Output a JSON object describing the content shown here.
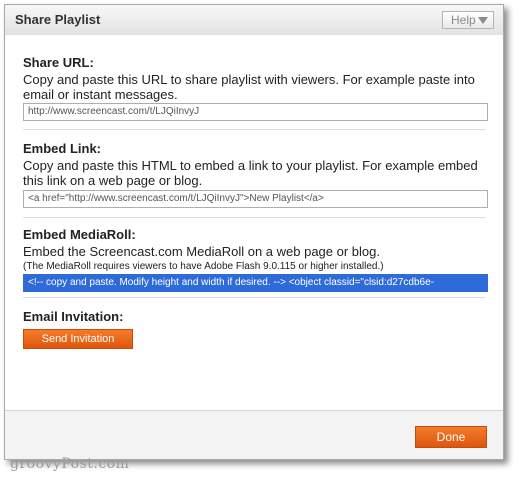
{
  "dialog": {
    "title": "Share Playlist",
    "help_label": "Help"
  },
  "share_url": {
    "label": "Share URL:",
    "description": "Copy and paste this URL to share playlist with viewers. For example paste into email or instant messages.",
    "value": "http://www.screencast.com/t/LJQiInvyJ"
  },
  "embed_link": {
    "label": "Embed Link:",
    "description": "Copy and paste this HTML to embed a link to your playlist. For example embed this link on a web page or blog.",
    "value": "<a href=\"http://www.screencast.com/t/LJQiInvyJ\">New Playlist</a>"
  },
  "embed_mediaroll": {
    "label": "Embed MediaRoll:",
    "description": "Embed the Screencast.com MediaRoll on a web page or blog.",
    "note": "(The MediaRoll requires viewers to have Adobe Flash 9.0.115 or higher installed.)",
    "value": "<!-- copy and paste.  Modify height and width if desired. --> <object classid=\"clsid:d27cdb6e-"
  },
  "email_invitation": {
    "label": "Email Invitation:",
    "button_label": "Send Invitation"
  },
  "footer": {
    "done_label": "Done"
  },
  "watermark": "groovyPost.com",
  "colors": {
    "accent_orange": "#e8661b",
    "selection_blue": "#2f6bd8"
  }
}
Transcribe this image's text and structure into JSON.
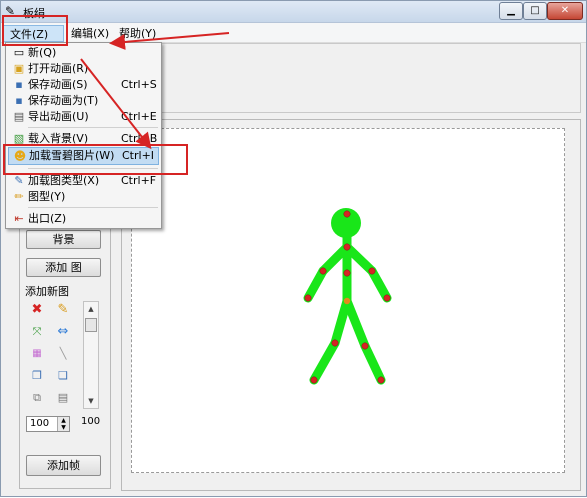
{
  "window": {
    "title": "板绢"
  },
  "menubar": {
    "items": [
      {
        "label": "文件(Z)"
      },
      {
        "label": "编辑(X)"
      },
      {
        "label": "帮助(Y)"
      }
    ]
  },
  "file_menu": {
    "items": [
      {
        "label": "新(Q)",
        "shortcut": ""
      },
      {
        "label": "打开动画(R)",
        "shortcut": ""
      },
      {
        "label": "保存动画(S)",
        "shortcut": "Ctrl+S"
      },
      {
        "label": "保存动画为(T)",
        "shortcut": ""
      },
      {
        "label": "导出动画(U)",
        "shortcut": "Ctrl+E"
      },
      {
        "label": "载入背景(V)",
        "shortcut": "Ctrl+B"
      },
      {
        "label": "加载雪碧图片(W)",
        "shortcut": "Ctrl+I"
      },
      {
        "label": "加载图类型(X)",
        "shortcut": "Ctrl+F"
      },
      {
        "label": "图型(Y)",
        "shortcut": ""
      },
      {
        "label": "出口(Z)",
        "shortcut": ""
      }
    ]
  },
  "left_panel": {
    "background_button": "背景",
    "add_figure_button": "添加 图",
    "add_new_figure_label": "添加新图",
    "spin_value": "100",
    "spin_max_label": "100",
    "add_frame_button": "添加帧"
  },
  "colors": {
    "figure": "#19e619",
    "joint": "#d62424",
    "highlight_box": "#d62424"
  }
}
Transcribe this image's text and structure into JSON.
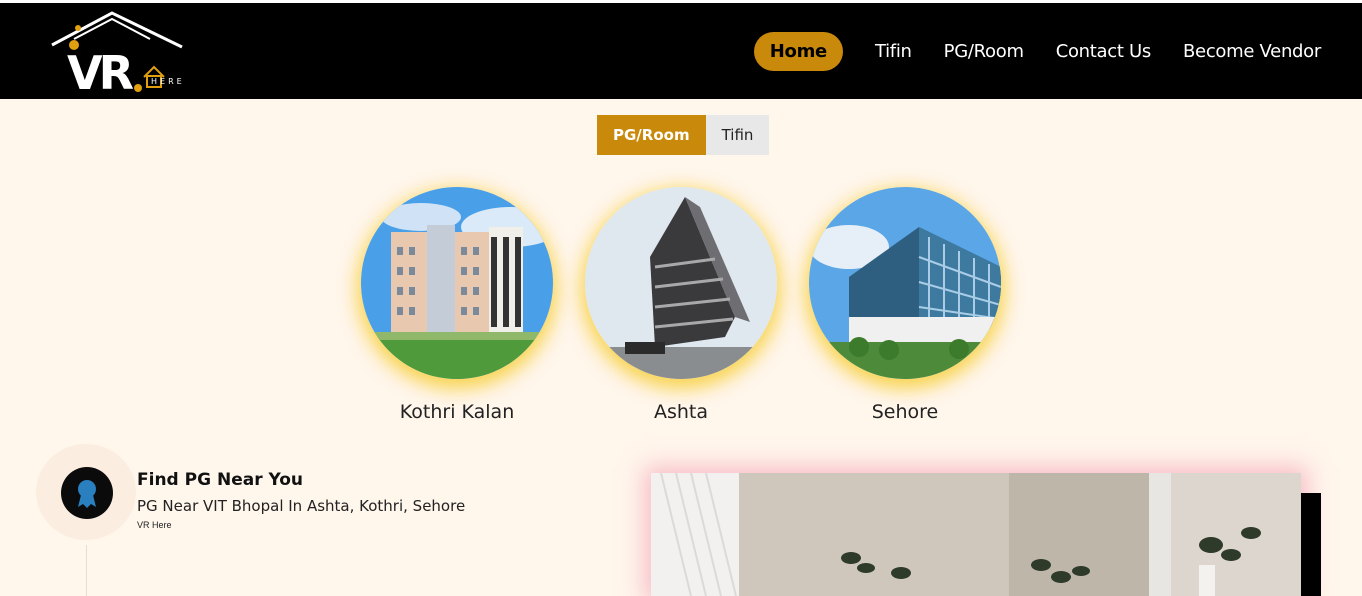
{
  "brand": {
    "logo_text": "VR",
    "logo_sub": "HERE"
  },
  "nav": {
    "items": [
      {
        "label": "Home",
        "active": true
      },
      {
        "label": "Tifin",
        "active": false
      },
      {
        "label": "PG/Room",
        "active": false
      },
      {
        "label": "Contact Us",
        "active": false
      },
      {
        "label": "Become Vendor",
        "active": false
      }
    ]
  },
  "toggle": {
    "options": [
      {
        "label": "PG/Room",
        "active": true
      },
      {
        "label": "Tifin",
        "active": false
      }
    ]
  },
  "locations": [
    {
      "label": "Kothri Kalan"
    },
    {
      "label": "Ashta"
    },
    {
      "label": "Sehore"
    }
  ],
  "find": {
    "title": "Find PG Near You",
    "subtitle": "PG Near VIT Bhopal In Ashta, Kothri, Sehore",
    "small": "VR Here"
  },
  "colors": {
    "accent": "#c98a0b",
    "navbar_bg": "#000000",
    "page_bg": "#fff6ec",
    "glow": "#f5c81e"
  }
}
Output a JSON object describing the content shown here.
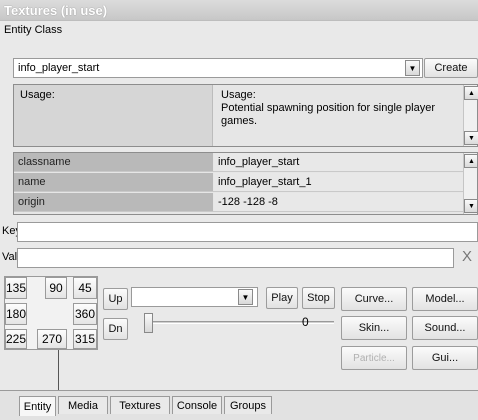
{
  "window": {
    "title": "Textures (in use)"
  },
  "entity_class": {
    "label": "Entity Class",
    "selected": "info_player_start",
    "create_label": "Create"
  },
  "usage": {
    "left_label": "Usage:",
    "right_title": "Usage:",
    "right_text": "Potential spawning position for single player games."
  },
  "properties": [
    {
      "key": "classname",
      "value": "info_player_start"
    },
    {
      "key": "name",
      "value": "info_player_start_1"
    },
    {
      "key": "origin",
      "value": "-128 -128 -8"
    }
  ],
  "key_field": {
    "label": "Key",
    "value": ""
  },
  "val_field": {
    "label": "Val",
    "value": "",
    "clear_label": "X"
  },
  "angles": [
    "135",
    "90",
    "45",
    "180",
    "360",
    "225",
    "270",
    "315"
  ],
  "controls": {
    "up_label": "Up",
    "dn_label": "Dn",
    "play_label": "Play",
    "stop_label": "Stop",
    "slider_value": "0",
    "combo_value": ""
  },
  "buttons": {
    "curve": "Curve...",
    "model": "Model...",
    "skin": "Skin...",
    "sound": "Sound...",
    "particle": "Particle...",
    "gui": "Gui..."
  },
  "tabs": [
    "Entity",
    "Media",
    "Textures",
    "Console",
    "Groups"
  ],
  "colors": {
    "background": "#e9e9e9",
    "property_key_bg": "#b9b9b9"
  }
}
····················
- [EXERCISE OBJECTIVE]
Above are records with pictures; repeat the records exactly and leave the pictures out.

- [WORKED ANSWER]
Output a JSON object describing the content shown here.
{
  "dialog": {
    "title": "Share Playlist",
    "help_label": "Help"
  },
  "share_url": {
    "label": "Share URL:",
    "description": "Copy and paste this URL to share playlist with viewers. For example paste into email or instant messages.",
    "value": "http://www.screencast.com/t/LJQiInvyJ"
  },
  "embed_link": {
    "label": "Embed Link:",
    "description": "Copy and paste this HTML to embed a link to your playlist. For example embed this link on a web page or blog.",
    "value": "<a href=\"http://www.screencast.com/t/LJQiInvyJ\">New Playlist</a>"
  },
  "embed_mediaroll": {
    "label": "Embed MediaRoll:",
    "description": "Embed the Screencast.com MediaRoll on a web page or blog.",
    "note": "(The MediaRoll requires viewers to have Adobe Flash 9.0.115 or higher installed.)",
    "value": "<!-- copy and paste.  Modify height and width if desired. --> <object classid=\"clsid:d27cdb6e-"
  },
  "email_invitation": {
    "label": "Email Invitation:",
    "button_label": "Send Invitation"
  },
  "footer": {
    "done_label": "Done"
  },
  "watermark": "groovyPost.com",
  "colors": {
    "accent_orange": "#e8661b",
    "selection_blue": "#2f6bd8"
  }
}
Transcribe this image's text and structure into JSON.
{
  "window": {
    "title": "板绢"
  },
  "menubar": {
    "items": [
      {
        "label": "文件(Z)"
      },
      {
        "label": "编辑(X)"
      },
      {
        "label": "帮助(Y)"
      }
    ]
  },
  "file_menu": {
    "items": [
      {
        "label": "新(Q)",
        "shortcut": ""
      },
      {
        "label": "打开动画(R)",
        "shortcut": ""
      },
      {
        "label": "保存动画(S)",
        "shortcut": "Ctrl+S"
      },
      {
        "label": "保存动画为(T)",
        "shortcut": ""
      },
      {
        "label": "导出动画(U)",
        "shortcut": "Ctrl+E"
      },
      {
        "label": "载入背景(V)",
        "shortcut": "Ctrl+B"
      },
      {
        "label": "加载雪碧图片(W)",
        "shortcut": "Ctrl+I"
      },
      {
        "label": "加载图类型(X)",
        "shortcut": "Ctrl+F"
      },
      {
        "label": "图型(Y)",
        "shortcut": ""
      },
      {
        "label": "出口(Z)",
        "shortcut": ""
      }
    ]
  },
  "left_panel": {
    "background_button": "背景",
    "add_figure_button": "添加 图",
    "add_new_figure_label": "添加新图",
    "spin_value": "100",
    "spin_max_label": "100",
    "add_frame_button": "添加帧"
  },
  "colors": {
    "figure": "#19e619",
    "joint": "#d62424",
    "highlight_box": "#d62424"
  }
}
Transcribe this image's text and structure into JSON.
{
  "brand": {
    "logo_text": "VR",
    "logo_sub": "HERE"
  },
  "nav": {
    "items": [
      {
        "label": "Home",
        "active": true
      },
      {
        "label": "Tifin",
        "active": false
      },
      {
        "label": "PG/Room",
        "active": false
      },
      {
        "label": "Contact Us",
        "active": false
      },
      {
        "label": "Become Vendor",
        "active": false
      }
    ]
  },
  "toggle": {
    "options": [
      {
        "label": "PG/Room",
        "active": true
      },
      {
        "label": "Tifin",
        "active": false
      }
    ]
  },
  "locations": [
    {
      "label": "Kothri Kalan"
    },
    {
      "label": "Ashta"
    },
    {
      "label": "Sehore"
    }
  ],
  "find": {
    "title": "Find PG Near You",
    "subtitle": "PG Near VIT Bhopal In Ashta, Kothri, Sehore",
    "small": "VR Here"
  },
  "colors": {
    "accent": "#c98a0b",
    "navbar_bg": "#000000",
    "page_bg": "#fff6ec",
    "glow": "#f5c81e"
  }
}
Output a JSON object describing the content shown here.
{
  "window": {
    "title": "Textures (in use)"
  },
  "entity_class": {
    "label": "Entity Class",
    "selected": "info_player_start",
    "create_label": "Create"
  },
  "usage": {
    "left_label": "Usage:",
    "right_title": "Usage:",
    "right_text": "Potential spawning position for single player games."
  },
  "properties": [
    {
      "key": "classname",
      "value": "info_player_start"
    },
    {
      "key": "name",
      "value": "info_player_start_1"
    },
    {
      "key": "origin",
      "value": "-128 -128 -8"
    }
  ],
  "key_field": {
    "label": "Key",
    "value": ""
  },
  "val_field": {
    "label": "Val",
    "value": "",
    "clear_label": "X"
  },
  "angles": [
    "135",
    "90",
    "45",
    "180",
    "360",
    "225",
    "270",
    "315"
  ],
  "controls": {
    "up_label": "Up",
    "dn_label": "Dn",
    "play_label": "Play",
    "stop_label": "Stop",
    "slider_value": "0",
    "combo_value": ""
  },
  "buttons": {
    "curve": "Curve...",
    "model": "Model...",
    "skin": "Skin...",
    "sound": "Sound...",
    "particle": "Particle...",
    "gui": "Gui..."
  },
  "tabs": [
    "Entity",
    "Media",
    "Textures",
    "Console",
    "Groups"
  ],
  "colors": {
    "background": "#e9e9e9",
    "property_key_bg": "#b9b9b9"
  }
}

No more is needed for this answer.